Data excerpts
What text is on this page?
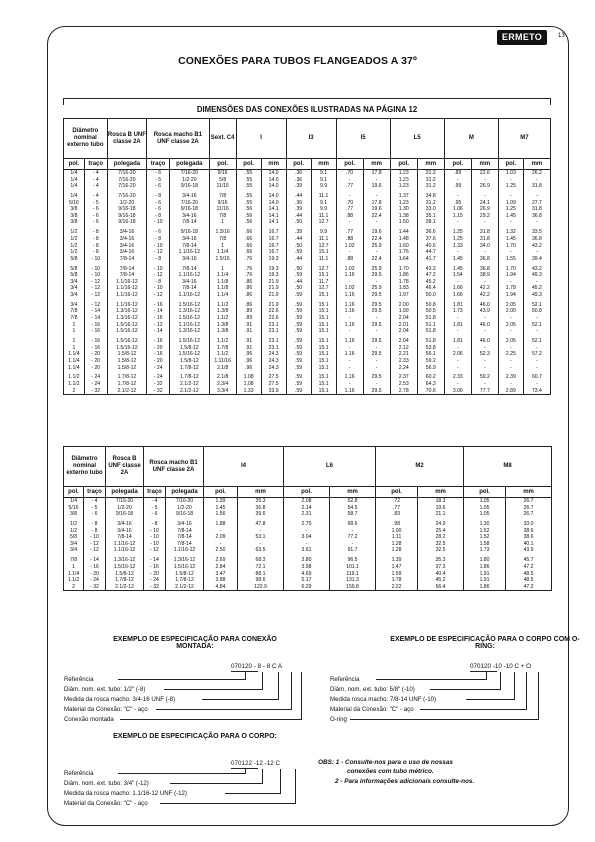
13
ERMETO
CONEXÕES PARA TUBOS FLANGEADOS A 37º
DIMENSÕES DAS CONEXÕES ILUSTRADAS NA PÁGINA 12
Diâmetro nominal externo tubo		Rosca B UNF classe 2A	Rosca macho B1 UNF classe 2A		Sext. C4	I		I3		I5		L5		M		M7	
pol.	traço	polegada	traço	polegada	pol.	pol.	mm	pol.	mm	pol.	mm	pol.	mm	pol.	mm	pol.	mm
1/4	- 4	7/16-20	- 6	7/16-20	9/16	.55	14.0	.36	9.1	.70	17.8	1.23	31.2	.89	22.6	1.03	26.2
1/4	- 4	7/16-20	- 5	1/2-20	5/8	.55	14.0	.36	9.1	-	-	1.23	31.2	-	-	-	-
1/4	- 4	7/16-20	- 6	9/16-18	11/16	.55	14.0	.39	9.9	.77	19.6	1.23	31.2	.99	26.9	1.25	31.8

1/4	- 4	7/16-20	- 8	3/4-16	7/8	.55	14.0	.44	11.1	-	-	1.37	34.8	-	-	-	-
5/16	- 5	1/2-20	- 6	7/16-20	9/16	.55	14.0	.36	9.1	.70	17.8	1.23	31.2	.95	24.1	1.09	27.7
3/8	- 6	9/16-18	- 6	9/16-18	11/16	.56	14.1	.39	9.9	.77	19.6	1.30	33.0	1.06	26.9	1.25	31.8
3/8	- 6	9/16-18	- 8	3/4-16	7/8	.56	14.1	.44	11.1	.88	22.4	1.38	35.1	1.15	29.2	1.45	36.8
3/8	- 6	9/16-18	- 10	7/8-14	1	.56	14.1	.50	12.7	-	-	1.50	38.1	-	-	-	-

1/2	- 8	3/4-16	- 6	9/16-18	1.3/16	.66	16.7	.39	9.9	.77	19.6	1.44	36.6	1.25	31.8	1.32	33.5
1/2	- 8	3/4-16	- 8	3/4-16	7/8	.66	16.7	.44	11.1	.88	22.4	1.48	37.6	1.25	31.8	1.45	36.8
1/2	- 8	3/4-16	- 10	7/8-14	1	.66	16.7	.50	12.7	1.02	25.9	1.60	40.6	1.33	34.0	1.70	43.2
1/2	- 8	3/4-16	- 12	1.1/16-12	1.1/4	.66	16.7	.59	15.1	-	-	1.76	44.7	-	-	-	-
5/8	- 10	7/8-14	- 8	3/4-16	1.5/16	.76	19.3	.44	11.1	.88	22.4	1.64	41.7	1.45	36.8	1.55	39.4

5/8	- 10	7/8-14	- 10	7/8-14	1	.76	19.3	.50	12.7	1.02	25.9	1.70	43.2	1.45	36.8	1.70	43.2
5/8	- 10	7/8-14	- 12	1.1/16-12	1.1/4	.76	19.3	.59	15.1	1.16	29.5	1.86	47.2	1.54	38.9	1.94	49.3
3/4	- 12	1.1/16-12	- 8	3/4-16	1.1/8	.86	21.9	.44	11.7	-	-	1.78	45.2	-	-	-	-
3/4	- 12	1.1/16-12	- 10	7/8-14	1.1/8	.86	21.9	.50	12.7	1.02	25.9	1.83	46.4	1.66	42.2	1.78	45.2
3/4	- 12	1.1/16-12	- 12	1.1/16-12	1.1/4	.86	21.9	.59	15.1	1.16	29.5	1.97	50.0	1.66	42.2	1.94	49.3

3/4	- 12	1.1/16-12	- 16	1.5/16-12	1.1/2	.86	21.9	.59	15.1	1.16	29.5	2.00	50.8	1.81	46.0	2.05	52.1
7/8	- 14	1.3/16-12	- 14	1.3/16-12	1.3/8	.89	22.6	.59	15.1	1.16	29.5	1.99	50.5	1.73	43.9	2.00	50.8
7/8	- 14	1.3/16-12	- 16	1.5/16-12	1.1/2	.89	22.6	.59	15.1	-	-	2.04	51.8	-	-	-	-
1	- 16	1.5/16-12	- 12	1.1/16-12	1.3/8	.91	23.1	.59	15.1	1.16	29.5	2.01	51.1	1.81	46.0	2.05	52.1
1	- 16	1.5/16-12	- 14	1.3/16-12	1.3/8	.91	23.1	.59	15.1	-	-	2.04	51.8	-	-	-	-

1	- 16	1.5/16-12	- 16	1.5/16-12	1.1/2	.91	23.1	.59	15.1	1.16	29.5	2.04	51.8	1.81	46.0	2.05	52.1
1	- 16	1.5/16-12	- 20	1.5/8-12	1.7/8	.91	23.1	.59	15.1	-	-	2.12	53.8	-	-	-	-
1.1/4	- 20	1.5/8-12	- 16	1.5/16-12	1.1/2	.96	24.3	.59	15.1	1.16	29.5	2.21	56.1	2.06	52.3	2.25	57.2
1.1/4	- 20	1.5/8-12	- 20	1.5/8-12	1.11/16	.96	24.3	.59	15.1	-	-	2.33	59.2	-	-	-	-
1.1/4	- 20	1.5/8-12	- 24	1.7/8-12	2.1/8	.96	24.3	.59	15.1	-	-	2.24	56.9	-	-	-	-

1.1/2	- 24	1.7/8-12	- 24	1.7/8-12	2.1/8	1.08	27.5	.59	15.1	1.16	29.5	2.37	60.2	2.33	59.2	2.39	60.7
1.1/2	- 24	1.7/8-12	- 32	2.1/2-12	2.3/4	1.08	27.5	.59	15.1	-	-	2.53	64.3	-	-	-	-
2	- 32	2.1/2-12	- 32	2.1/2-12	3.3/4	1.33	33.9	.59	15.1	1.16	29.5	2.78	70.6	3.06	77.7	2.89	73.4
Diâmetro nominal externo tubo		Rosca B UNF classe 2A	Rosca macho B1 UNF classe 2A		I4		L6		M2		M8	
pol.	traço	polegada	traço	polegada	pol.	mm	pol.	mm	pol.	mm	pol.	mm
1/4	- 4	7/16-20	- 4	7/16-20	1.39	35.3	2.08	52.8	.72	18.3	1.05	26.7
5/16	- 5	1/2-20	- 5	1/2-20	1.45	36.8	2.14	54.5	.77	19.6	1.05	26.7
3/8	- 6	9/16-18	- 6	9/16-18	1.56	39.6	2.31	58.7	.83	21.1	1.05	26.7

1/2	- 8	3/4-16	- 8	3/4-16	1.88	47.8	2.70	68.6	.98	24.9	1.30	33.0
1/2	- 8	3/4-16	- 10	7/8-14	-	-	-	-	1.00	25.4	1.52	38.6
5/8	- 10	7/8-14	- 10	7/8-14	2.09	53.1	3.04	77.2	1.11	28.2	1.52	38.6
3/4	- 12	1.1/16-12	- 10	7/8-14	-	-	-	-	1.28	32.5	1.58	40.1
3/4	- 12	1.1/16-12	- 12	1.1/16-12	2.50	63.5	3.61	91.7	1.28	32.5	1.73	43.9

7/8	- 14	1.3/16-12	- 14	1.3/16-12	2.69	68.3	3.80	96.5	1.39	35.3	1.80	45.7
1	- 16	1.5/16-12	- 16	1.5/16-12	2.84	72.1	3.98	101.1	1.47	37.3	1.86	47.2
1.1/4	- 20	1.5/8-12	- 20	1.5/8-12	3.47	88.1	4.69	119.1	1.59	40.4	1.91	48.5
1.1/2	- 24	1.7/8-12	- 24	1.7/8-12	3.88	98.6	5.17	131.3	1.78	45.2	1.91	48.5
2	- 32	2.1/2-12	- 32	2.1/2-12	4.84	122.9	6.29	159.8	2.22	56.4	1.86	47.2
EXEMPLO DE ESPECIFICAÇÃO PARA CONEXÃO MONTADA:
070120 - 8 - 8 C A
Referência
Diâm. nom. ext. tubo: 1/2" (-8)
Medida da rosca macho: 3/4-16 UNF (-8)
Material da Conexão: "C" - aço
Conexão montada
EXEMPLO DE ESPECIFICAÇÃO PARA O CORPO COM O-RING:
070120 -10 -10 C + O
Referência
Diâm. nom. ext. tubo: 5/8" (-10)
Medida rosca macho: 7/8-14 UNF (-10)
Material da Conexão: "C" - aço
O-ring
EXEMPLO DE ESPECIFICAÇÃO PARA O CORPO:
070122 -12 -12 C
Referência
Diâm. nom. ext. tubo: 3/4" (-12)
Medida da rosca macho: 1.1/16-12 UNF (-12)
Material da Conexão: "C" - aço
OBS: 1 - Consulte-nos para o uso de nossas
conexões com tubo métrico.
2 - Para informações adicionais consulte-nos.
* * *
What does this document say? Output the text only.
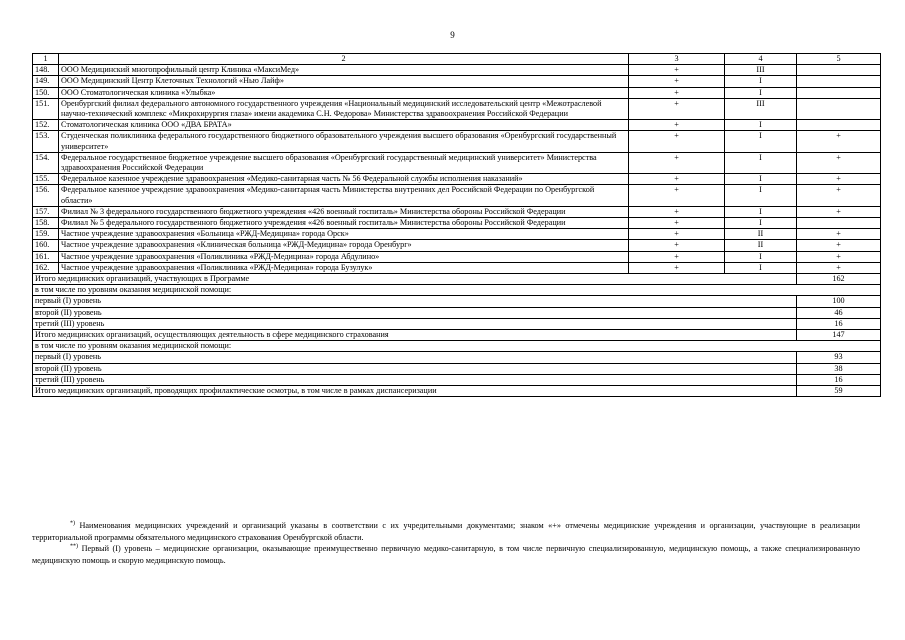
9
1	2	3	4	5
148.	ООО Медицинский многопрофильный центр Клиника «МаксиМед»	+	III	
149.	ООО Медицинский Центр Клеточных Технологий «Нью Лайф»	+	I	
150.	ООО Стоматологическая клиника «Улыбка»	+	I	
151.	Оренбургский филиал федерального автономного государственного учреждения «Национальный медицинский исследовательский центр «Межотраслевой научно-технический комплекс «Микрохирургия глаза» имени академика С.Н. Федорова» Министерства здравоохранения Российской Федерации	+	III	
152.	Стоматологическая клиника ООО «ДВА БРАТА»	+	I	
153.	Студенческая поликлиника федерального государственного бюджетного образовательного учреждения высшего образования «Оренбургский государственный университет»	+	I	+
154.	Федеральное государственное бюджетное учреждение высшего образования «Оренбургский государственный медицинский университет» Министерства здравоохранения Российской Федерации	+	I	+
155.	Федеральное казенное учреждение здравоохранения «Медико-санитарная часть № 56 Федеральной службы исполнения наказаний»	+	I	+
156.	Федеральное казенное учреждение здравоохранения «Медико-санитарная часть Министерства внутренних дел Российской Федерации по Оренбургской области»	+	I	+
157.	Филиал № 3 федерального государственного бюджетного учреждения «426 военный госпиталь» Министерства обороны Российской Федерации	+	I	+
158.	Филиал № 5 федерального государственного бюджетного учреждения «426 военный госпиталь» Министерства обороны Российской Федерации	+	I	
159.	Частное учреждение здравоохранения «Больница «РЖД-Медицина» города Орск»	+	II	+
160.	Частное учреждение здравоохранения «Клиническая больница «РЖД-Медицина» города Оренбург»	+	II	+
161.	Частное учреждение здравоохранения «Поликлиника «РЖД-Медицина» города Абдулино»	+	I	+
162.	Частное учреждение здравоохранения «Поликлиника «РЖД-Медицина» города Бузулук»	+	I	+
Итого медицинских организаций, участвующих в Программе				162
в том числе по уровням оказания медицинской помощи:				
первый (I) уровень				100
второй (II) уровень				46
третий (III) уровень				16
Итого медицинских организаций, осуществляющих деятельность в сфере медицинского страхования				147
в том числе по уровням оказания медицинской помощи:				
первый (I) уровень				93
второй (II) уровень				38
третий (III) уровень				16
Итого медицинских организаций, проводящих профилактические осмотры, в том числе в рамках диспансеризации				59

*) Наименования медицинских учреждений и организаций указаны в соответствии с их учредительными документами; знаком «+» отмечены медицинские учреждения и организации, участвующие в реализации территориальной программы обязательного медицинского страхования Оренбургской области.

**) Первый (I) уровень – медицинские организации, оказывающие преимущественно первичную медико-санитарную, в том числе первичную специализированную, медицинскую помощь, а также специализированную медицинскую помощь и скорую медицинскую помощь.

What you have to do —
Only the number is wanted: how many lines in the data include the word "nominal"?

Exercise result —
2